TASK GOAL
Once the pictures are set aside, transcribe the remaining data exactly.

_ _ _ _ _ _ _

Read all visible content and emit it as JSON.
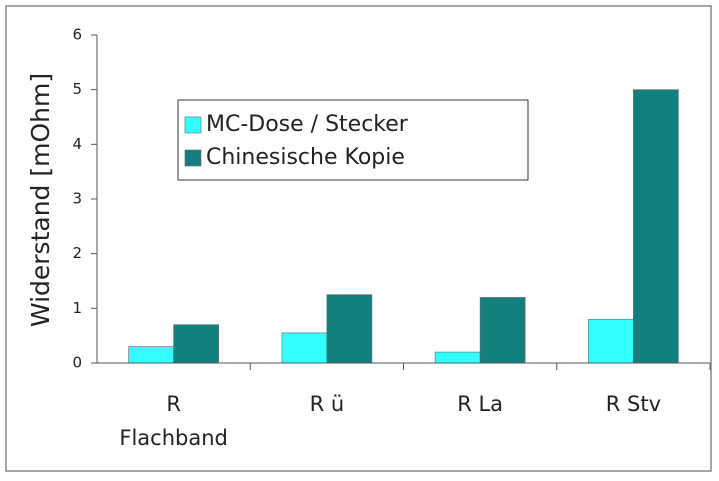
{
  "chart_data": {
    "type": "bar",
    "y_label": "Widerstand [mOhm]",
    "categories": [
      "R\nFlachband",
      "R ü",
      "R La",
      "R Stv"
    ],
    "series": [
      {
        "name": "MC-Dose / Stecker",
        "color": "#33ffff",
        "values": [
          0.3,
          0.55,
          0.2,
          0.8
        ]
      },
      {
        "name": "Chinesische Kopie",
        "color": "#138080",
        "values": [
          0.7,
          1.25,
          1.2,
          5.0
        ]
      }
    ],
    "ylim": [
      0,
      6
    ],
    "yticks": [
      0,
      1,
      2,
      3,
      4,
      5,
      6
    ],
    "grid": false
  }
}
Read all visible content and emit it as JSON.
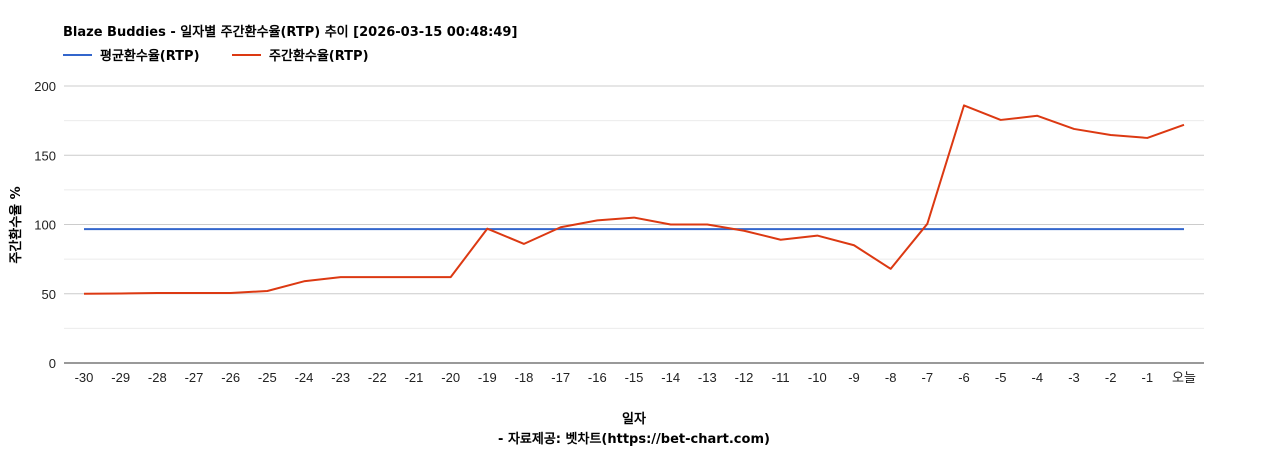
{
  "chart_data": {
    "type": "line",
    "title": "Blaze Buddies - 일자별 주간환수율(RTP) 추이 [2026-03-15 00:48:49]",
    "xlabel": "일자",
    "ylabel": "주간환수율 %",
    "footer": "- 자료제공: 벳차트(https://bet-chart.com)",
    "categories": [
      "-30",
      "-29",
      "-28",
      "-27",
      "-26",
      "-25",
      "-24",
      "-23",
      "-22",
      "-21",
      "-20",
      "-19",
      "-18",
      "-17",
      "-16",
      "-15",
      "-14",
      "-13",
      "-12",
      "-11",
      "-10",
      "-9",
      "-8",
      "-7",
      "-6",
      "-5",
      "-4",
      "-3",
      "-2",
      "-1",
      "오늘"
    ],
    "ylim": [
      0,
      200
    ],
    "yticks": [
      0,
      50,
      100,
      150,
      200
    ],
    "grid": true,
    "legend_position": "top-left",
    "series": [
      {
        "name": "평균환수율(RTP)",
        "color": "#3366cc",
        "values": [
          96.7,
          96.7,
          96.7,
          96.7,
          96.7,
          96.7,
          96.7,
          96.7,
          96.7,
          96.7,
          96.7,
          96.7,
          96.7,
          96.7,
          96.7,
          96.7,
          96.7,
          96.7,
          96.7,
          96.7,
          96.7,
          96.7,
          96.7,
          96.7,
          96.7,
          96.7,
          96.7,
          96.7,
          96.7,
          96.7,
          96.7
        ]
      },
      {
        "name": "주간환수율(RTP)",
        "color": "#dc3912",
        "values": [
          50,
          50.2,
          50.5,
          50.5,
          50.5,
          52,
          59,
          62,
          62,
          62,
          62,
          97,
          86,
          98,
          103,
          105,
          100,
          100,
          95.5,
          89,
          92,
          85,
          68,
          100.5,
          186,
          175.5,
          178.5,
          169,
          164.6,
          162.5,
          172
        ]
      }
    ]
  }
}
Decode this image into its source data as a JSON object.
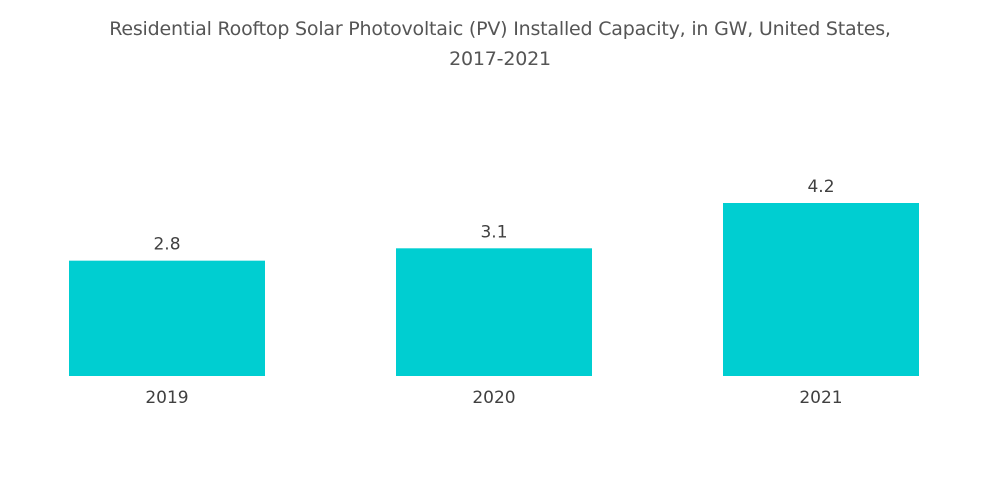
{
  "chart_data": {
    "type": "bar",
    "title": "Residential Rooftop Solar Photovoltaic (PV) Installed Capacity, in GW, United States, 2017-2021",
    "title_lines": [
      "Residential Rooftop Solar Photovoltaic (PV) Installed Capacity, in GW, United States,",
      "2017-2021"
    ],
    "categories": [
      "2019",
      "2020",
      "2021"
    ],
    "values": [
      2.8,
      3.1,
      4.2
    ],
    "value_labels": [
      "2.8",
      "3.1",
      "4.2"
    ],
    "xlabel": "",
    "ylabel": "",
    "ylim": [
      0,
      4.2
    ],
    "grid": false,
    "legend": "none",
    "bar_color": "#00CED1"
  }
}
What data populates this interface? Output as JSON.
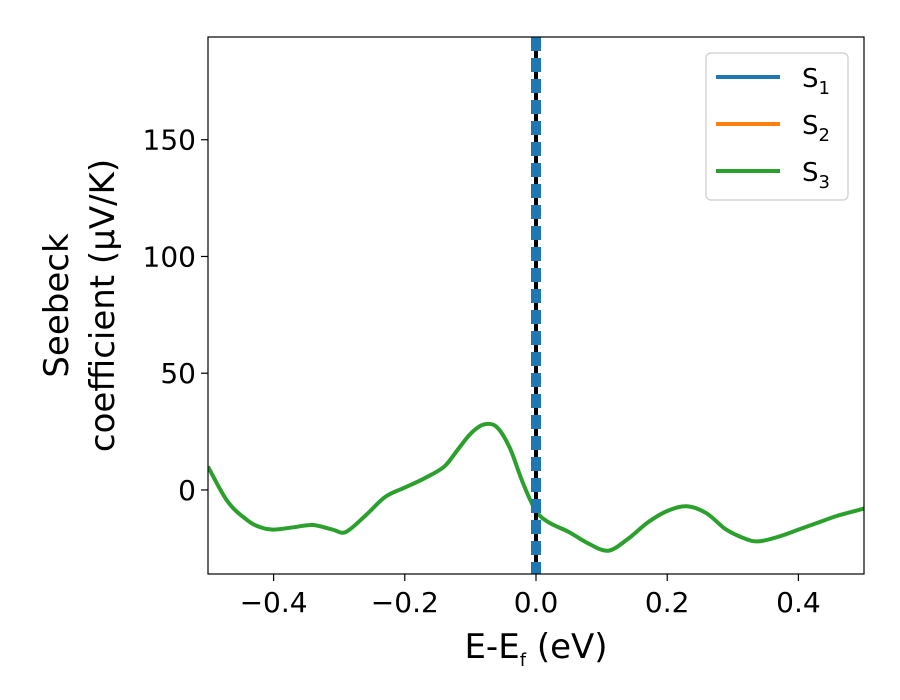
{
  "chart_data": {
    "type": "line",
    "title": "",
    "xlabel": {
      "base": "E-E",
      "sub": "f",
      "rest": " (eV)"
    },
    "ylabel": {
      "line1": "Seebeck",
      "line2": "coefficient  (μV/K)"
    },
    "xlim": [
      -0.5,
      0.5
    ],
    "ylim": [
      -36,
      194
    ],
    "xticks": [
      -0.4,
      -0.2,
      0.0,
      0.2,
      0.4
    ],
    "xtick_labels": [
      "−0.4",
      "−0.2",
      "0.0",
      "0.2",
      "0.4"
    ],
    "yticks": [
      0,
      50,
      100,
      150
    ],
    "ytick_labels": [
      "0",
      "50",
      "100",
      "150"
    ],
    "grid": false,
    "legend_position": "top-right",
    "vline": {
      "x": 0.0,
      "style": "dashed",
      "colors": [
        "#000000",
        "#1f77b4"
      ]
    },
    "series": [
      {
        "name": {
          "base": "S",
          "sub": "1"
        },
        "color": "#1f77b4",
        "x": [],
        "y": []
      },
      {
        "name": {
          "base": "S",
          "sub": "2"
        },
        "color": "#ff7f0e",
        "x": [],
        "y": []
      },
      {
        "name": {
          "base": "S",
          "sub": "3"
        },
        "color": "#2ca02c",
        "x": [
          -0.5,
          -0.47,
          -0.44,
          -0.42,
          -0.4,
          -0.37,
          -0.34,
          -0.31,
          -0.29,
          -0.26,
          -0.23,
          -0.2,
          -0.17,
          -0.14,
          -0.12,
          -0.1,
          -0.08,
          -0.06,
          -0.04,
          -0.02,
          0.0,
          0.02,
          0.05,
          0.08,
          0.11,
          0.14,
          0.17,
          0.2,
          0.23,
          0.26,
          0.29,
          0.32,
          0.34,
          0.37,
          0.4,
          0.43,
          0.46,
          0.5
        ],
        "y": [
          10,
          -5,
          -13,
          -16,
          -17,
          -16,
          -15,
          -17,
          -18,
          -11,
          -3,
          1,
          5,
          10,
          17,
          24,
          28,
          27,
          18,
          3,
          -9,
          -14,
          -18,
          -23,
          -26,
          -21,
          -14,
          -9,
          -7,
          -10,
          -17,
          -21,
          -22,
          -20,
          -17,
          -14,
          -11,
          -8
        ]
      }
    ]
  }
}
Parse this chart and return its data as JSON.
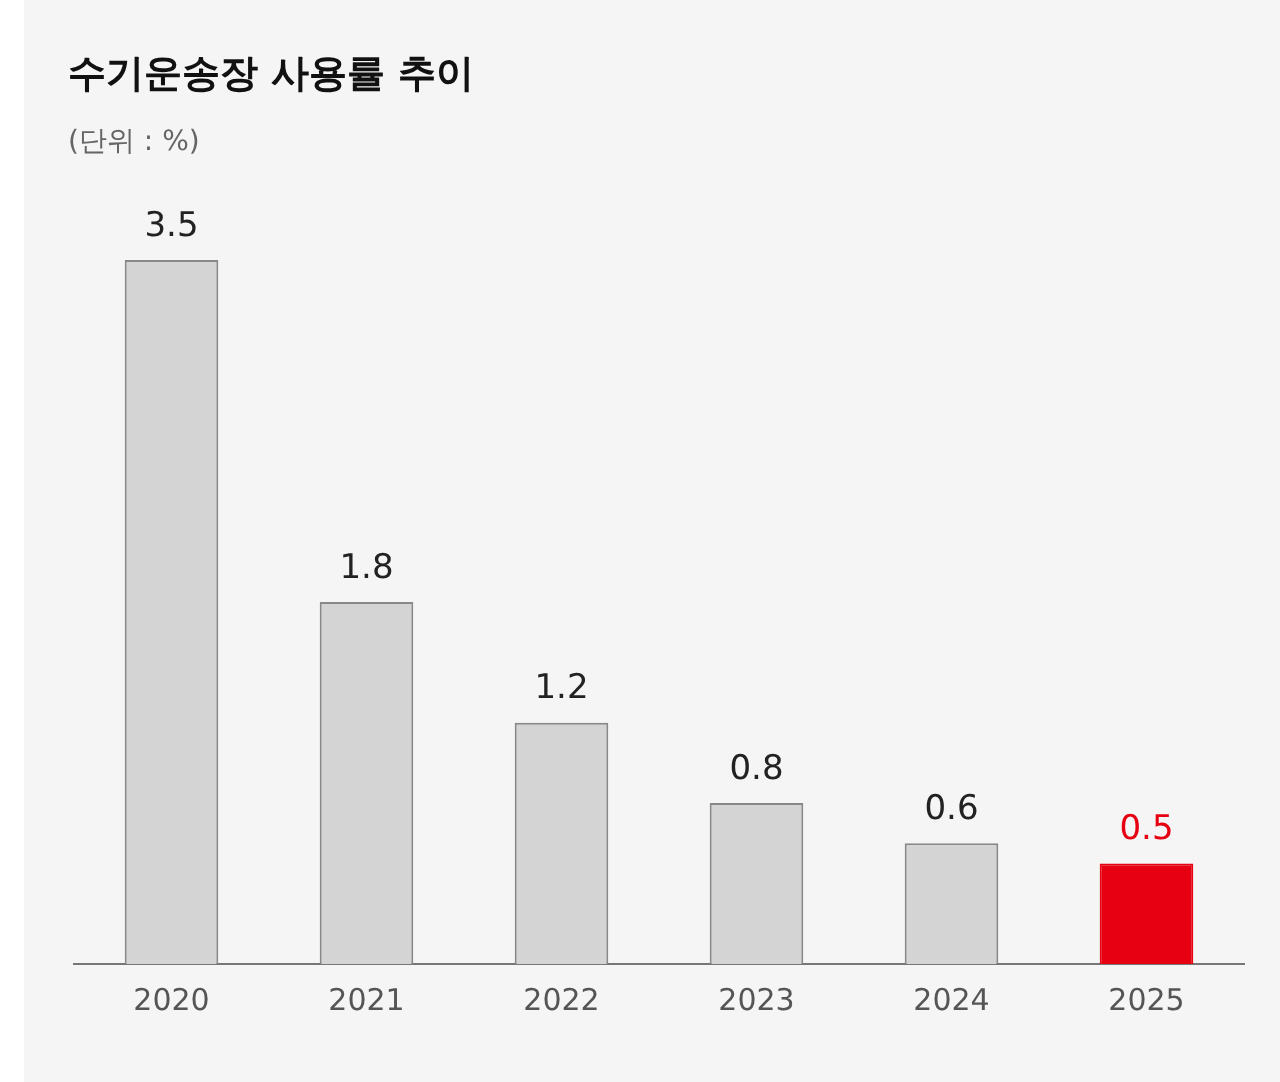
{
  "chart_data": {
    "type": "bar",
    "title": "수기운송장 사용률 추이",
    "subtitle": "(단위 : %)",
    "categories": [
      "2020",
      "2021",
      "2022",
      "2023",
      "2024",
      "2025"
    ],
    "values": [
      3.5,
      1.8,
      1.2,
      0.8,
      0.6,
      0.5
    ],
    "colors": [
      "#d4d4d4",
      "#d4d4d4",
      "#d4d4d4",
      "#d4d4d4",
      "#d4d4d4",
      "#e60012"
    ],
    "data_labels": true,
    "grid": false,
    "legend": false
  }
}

_ _ _ _ _ _ _

RESULT FOR THIS EXERCISE
Read all visible content and emit it as JSON.
{
  "chart_data": {
    "type": "bar",
    "y_label": "Widerstand [mOhm]",
    "categories": [
      "R\nFlachband",
      "R ü",
      "R La",
      "R Stv"
    ],
    "series": [
      {
        "name": "MC-Dose / Stecker",
        "color": "#33ffff",
        "values": [
          0.3,
          0.55,
          0.2,
          0.8
        ]
      },
      {
        "name": "Chinesische Kopie",
        "color": "#138080",
        "values": [
          0.7,
          1.25,
          1.2,
          5.0
        ]
      }
    ],
    "ylim": [
      0,
      6
    ],
    "yticks": [
      0,
      1,
      2,
      3,
      4,
      5,
      6
    ],
    "grid": false
  }
}
Read all visible content and emit it as JSON.
{
  "chart_data": {
    "type": "line",
    "title": "Blaze Buddies - 일자별 주간환수율(RTP) 추이 [2026-03-15 00:48:49]",
    "xlabel": "일자",
    "ylabel": "주간환수율 %",
    "footer": "- 자료제공: 벳차트(https://bet-chart.com)",
    "categories": [
      "-30",
      "-29",
      "-28",
      "-27",
      "-26",
      "-25",
      "-24",
      "-23",
      "-22",
      "-21",
      "-20",
      "-19",
      "-18",
      "-17",
      "-16",
      "-15",
      "-14",
      "-13",
      "-12",
      "-11",
      "-10",
      "-9",
      "-8",
      "-7",
      "-6",
      "-5",
      "-4",
      "-3",
      "-2",
      "-1",
      "오늘"
    ],
    "ylim": [
      0,
      200
    ],
    "yticks": [
      0,
      50,
      100,
      150,
      200
    ],
    "grid": true,
    "legend_position": "top-left",
    "series": [
      {
        "name": "평균환수율(RTP)",
        "color": "#3366cc",
        "values": [
          96.7,
          96.7,
          96.7,
          96.7,
          96.7,
          96.7,
          96.7,
          96.7,
          96.7,
          96.7,
          96.7,
          96.7,
          96.7,
          96.7,
          96.7,
          96.7,
          96.7,
          96.7,
          96.7,
          96.7,
          96.7,
          96.7,
          96.7,
          96.7,
          96.7,
          96.7,
          96.7,
          96.7,
          96.7,
          96.7,
          96.7
        ]
      },
      {
        "name": "주간환수율(RTP)",
        "color": "#dc3912",
        "values": [
          50,
          50.2,
          50.5,
          50.5,
          50.5,
          52,
          59,
          62,
          62,
          62,
          62,
          97,
          86,
          98,
          103,
          105,
          100,
          100,
          95.5,
          89,
          92,
          85,
          68,
          100.5,
          186,
          175.5,
          178.5,
          169,
          164.6,
          162.5,
          172
        ]
      }
    ]
  }
}
Decode this image into its source data as a JSON object.
{
  "chart_data": {
    "type": "bar",
    "title": "Residential Rooftop Solar Photovoltaic (PV) Installed Capacity, in GW, United States, 2017-2021",
    "title_lines": [
      "Residential Rooftop Solar Photovoltaic (PV) Installed Capacity, in GW, United States,",
      "2017-2021"
    ],
    "categories": [
      "2019",
      "2020",
      "2021"
    ],
    "values": [
      2.8,
      3.1,
      4.2
    ],
    "value_labels": [
      "2.8",
      "3.1",
      "4.2"
    ],
    "xlabel": "",
    "ylabel": "",
    "ylim": [
      0,
      4.2
    ],
    "grid": false,
    "legend": "none",
    "bar_color": "#00CED1"
  }
}
What data populates this interface? Output as JSON.
{
  "chart_data": {
    "type": "line",
    "title": "",
    "xlabel": {
      "base": "E-E",
      "sub": "f",
      "rest": " (eV)"
    },
    "ylabel": {
      "line1": "Seebeck",
      "line2": "coefficient  (μV/K)"
    },
    "xlim": [
      -0.5,
      0.5
    ],
    "ylim": [
      -36,
      194
    ],
    "xticks": [
      -0.4,
      -0.2,
      0.0,
      0.2,
      0.4
    ],
    "xtick_labels": [
      "−0.4",
      "−0.2",
      "0.0",
      "0.2",
      "0.4"
    ],
    "yticks": [
      0,
      50,
      100,
      150
    ],
    "ytick_labels": [
      "0",
      "50",
      "100",
      "150"
    ],
    "grid": false,
    "legend_position": "top-right",
    "vline": {
      "x": 0.0,
      "style": "dashed",
      "colors": [
        "#000000",
        "#1f77b4"
      ]
    },
    "series": [
      {
        "name": {
          "base": "S",
          "sub": "1"
        },
        "color": "#1f77b4",
        "x": [],
        "y": []
      },
      {
        "name": {
          "base": "S",
          "sub": "2"
        },
        "color": "#ff7f0e",
        "x": [],
        "y": []
      },
      {
        "name": {
          "base": "S",
          "sub": "3"
        },
        "color": "#2ca02c",
        "x": [
          -0.5,
          -0.47,
          -0.44,
          -0.42,
          -0.4,
          -0.37,
          -0.34,
          -0.31,
          -0.29,
          -0.26,
          -0.23,
          -0.2,
          -0.17,
          -0.14,
          -0.12,
          -0.1,
          -0.08,
          -0.06,
          -0.04,
          -0.02,
          0.0,
          0.02,
          0.05,
          0.08,
          0.11,
          0.14,
          0.17,
          0.2,
          0.23,
          0.26,
          0.29,
          0.32,
          0.34,
          0.37,
          0.4,
          0.43,
          0.46,
          0.5
        ],
        "y": [
          10,
          -5,
          -13,
          -16,
          -17,
          -16,
          -15,
          -17,
          -18,
          -11,
          -3,
          1,
          5,
          10,
          17,
          24,
          28,
          27,
          18,
          3,
          -9,
          -14,
          -18,
          -23,
          -26,
          -21,
          -14,
          -9,
          -7,
          -10,
          -17,
          -21,
          -22,
          -20,
          -17,
          -14,
          -11,
          -8
        ]
      }
    ]
  }
}
Parse this chart and return its data as JSON.
{
  "chart_data": {
    "type": "bar",
    "title": "수기운송장 사용률 추이",
    "subtitle": "(단위 : %)",
    "categories": [
      "2020",
      "2021",
      "2022",
      "2023",
      "2024",
      "2025"
    ],
    "values": [
      3.5,
      1.8,
      1.2,
      0.8,
      0.6,
      0.5
    ],
    "colors": [
      "#d4d4d4",
      "#d4d4d4",
      "#d4d4d4",
      "#d4d4d4",
      "#d4d4d4",
      "#e60012"
    ],
    "data_labels": true,
    "grid": false,
    "legend": false
  }
}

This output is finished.